Stored entries
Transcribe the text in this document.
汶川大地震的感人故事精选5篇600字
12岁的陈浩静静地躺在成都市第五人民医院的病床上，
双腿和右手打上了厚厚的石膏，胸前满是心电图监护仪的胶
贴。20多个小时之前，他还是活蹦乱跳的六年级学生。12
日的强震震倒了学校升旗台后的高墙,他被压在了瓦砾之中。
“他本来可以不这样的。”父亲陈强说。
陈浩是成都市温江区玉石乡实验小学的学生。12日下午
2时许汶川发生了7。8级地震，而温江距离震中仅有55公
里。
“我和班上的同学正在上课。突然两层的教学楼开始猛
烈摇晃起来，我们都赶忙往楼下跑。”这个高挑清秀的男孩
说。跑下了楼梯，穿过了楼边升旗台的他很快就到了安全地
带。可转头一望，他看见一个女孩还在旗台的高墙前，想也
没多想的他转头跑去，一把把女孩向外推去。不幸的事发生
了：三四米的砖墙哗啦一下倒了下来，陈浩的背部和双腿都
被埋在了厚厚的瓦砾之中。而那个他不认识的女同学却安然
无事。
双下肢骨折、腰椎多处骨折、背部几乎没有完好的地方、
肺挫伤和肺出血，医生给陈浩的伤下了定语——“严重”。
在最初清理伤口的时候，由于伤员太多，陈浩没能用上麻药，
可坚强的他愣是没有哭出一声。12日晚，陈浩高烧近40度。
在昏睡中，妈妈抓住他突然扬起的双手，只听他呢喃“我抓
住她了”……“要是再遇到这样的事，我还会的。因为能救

• _What to do_
Write out every entry word for word.

• _Full answer_
Transcribe the text in this document.
汶川大地震的感人故事精选5篇600字
12岁的陈浩静静地躺在成都市第五人民医院的病床上，
双腿和右手打上了厚厚的石膏，胸前满是心电图监护仪的胶
贴。20多个小时之前，他还是活蹦乱跳的六年级学生。12
日的强震震倒了学校升旗台后的高墙,他被压在了瓦砾之中。
“他本来可以不这样的。”父亲陈强说。
陈浩是成都市温江区玉石乡实验小学的学生。12日下午
2时许汶川发生了7。8级地震，而温江距离震中仅有55公
里。
“我和班上的同学正在上课。突然两层的教学楼开始猛
烈摇晃起来，我们都赶忙往楼下跑。”这个高挑清秀的男孩
说。跑下了楼梯，穿过了楼边升旗台的他很快就到了安全地
带。可转头一望，他看见一个女孩还在旗台的高墙前，想也
没多想的他转头跑去，一把把女孩向外推去。不幸的事发生
了：三四米的砖墙哗啦一下倒了下来，陈浩的背部和双腿都
被埋在了厚厚的瓦砾之中。而那个他不认识的女同学却安然
无事。
双下肢骨折、腰椎多处骨折、背部几乎没有完好的地方、
肺挫伤和肺出血，医生给陈浩的伤下了定语——“严重”。
在最初清理伤口的时候，由于伤员太多，陈浩没能用上麻药，
可坚强的他愣是没有哭出一声。12日晚，陈浩高烧近40度。
在昏睡中，妈妈抓住他突然扬起的双手，只听他呢喃“我抓
住她了”……“要是再遇到这样的事，我还会的。因为能救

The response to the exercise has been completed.